EXERCISE GOAL
Quote all of the data that follows exactly as written, skipping the images.

──────── DATA FOR PROCESSING ────────

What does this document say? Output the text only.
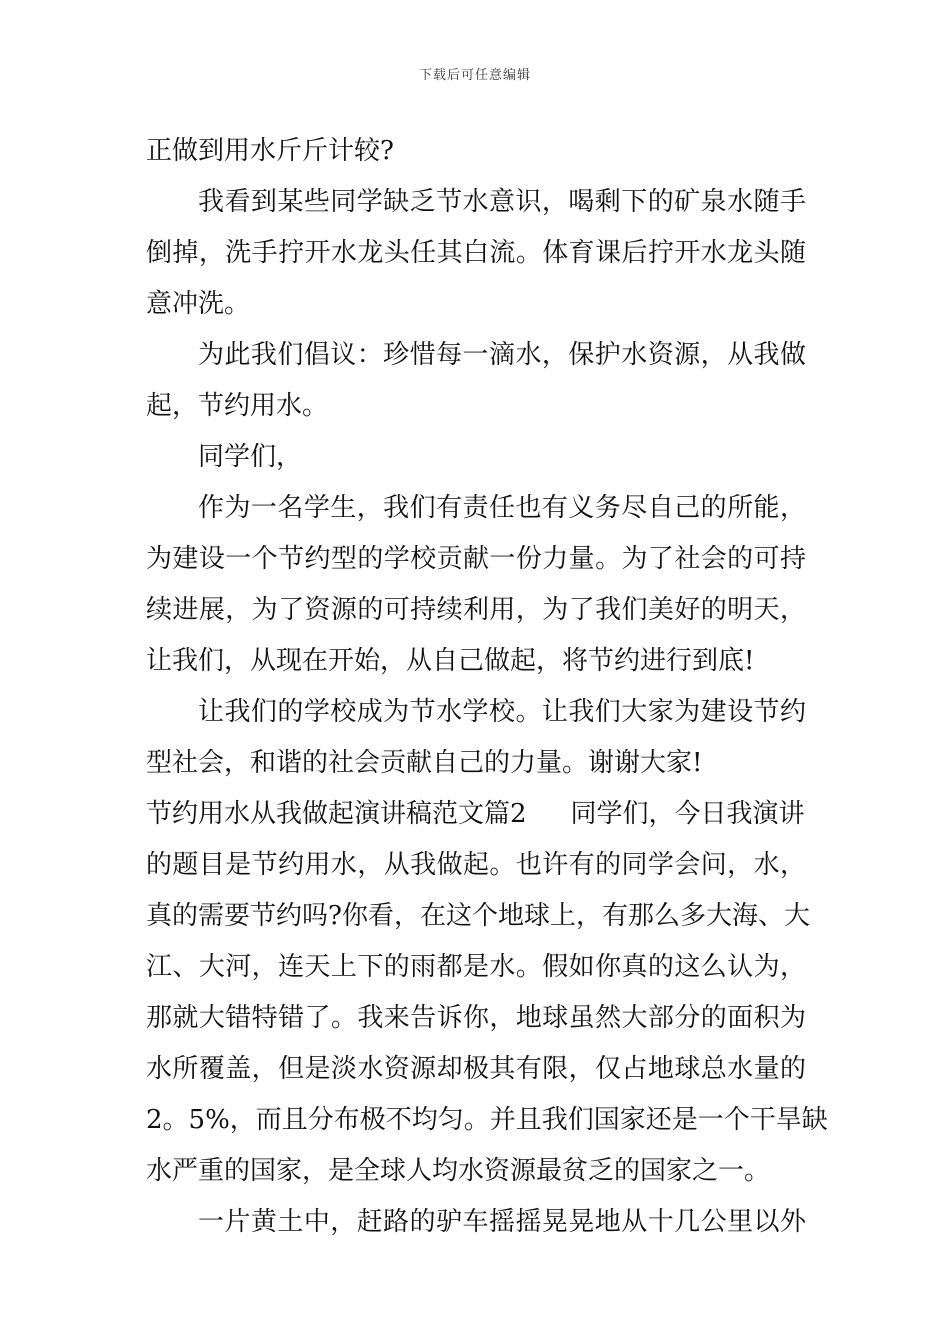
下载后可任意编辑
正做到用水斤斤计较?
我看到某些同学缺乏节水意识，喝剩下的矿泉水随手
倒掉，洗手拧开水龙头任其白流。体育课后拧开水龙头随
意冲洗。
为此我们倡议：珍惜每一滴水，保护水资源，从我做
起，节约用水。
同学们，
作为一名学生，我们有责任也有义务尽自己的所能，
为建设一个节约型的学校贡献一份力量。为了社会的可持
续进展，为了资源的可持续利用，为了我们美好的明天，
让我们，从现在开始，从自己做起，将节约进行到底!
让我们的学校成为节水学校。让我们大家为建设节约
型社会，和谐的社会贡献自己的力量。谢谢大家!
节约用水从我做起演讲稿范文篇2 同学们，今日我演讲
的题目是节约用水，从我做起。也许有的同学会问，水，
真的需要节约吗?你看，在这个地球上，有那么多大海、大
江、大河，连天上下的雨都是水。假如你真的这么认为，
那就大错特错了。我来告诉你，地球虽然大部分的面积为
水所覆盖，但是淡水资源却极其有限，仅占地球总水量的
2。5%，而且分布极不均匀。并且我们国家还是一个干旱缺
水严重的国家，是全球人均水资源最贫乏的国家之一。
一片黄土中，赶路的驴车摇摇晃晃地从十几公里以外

────────

SOLUTION TO THIS PROBLEM
What does this document say? Output the text only.
下载后可任意编辑
正做到用水斤斤计较?
我看到某些同学缺乏节水意识，喝剩下的矿泉水随手
倒掉，洗手拧开水龙头任其白流。体育课后拧开水龙头随
意冲洗。
为此我们倡议：珍惜每一滴水，保护水资源，从我做
起，节约用水。
同学们，
作为一名学生，我们有责任也有义务尽自己的所能，
为建设一个节约型的学校贡献一份力量。为了社会的可持
续进展，为了资源的可持续利用，为了我们美好的明天，
让我们，从现在开始，从自己做起，将节约进行到底!
让我们的学校成为节水学校。让我们大家为建设节约
型社会，和谐的社会贡献自己的力量。谢谢大家!
节约用水从我做起演讲稿范文篇2 同学们，今日我演讲
的题目是节约用水，从我做起。也许有的同学会问，水，
真的需要节约吗?你看，在这个地球上，有那么多大海、大
江、大河，连天上下的雨都是水。假如你真的这么认为，
那就大错特错了。我来告诉你，地球虽然大部分的面积为
水所覆盖，但是淡水资源却极其有限，仅占地球总水量的
2。5%，而且分布极不均匀。并且我们国家还是一个干旱缺
水严重的国家，是全球人均水资源最贫乏的国家之一。
一片黄土中，赶路的驴车摇摇晃晃地从十几公里以外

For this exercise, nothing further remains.